Directive:
Gather all lines containing the string "estimate" and copy them out.

(Data records)
┌──
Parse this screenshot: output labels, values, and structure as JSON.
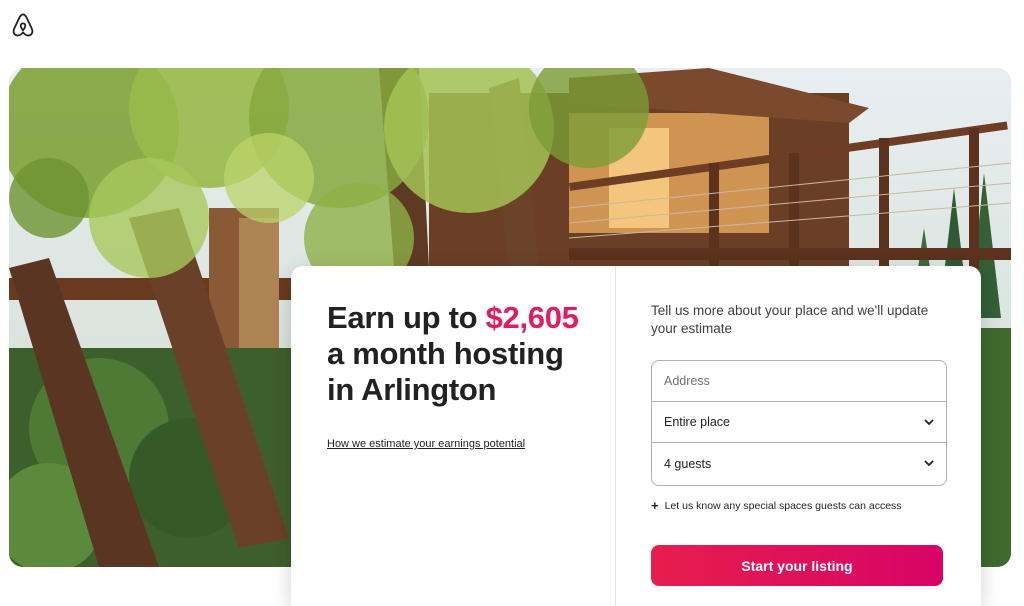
{
  "brand": {
    "logo_icon": "airbnb-logo-icon",
    "color": "#222222"
  },
  "hero": {
    "image_alt": "treehouse with wooden deck among trees"
  },
  "headline": {
    "prefix": "Earn up to ",
    "amount": "$2,605",
    "suffix_line1": "a month hosting",
    "suffix_line2": "in Arlington",
    "amount_color": "#e31c5f"
  },
  "estimate_link": "How we estimate your earnings potential",
  "form": {
    "prompt": "Tell us more about your place and we'll update your estimate",
    "address_placeholder": "Address",
    "place_type_value": "Entire place",
    "guests_value": "4 guests",
    "special_spaces": "Let us know any special spaces guests can access"
  },
  "cta": {
    "label": "Start your listing",
    "color": "#e61e4d"
  }
}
└──
Final result:
  "estimate_link": "How we estimate your earnings potential",
    "prompt": "Tell us more about your place and we'll update your estimate",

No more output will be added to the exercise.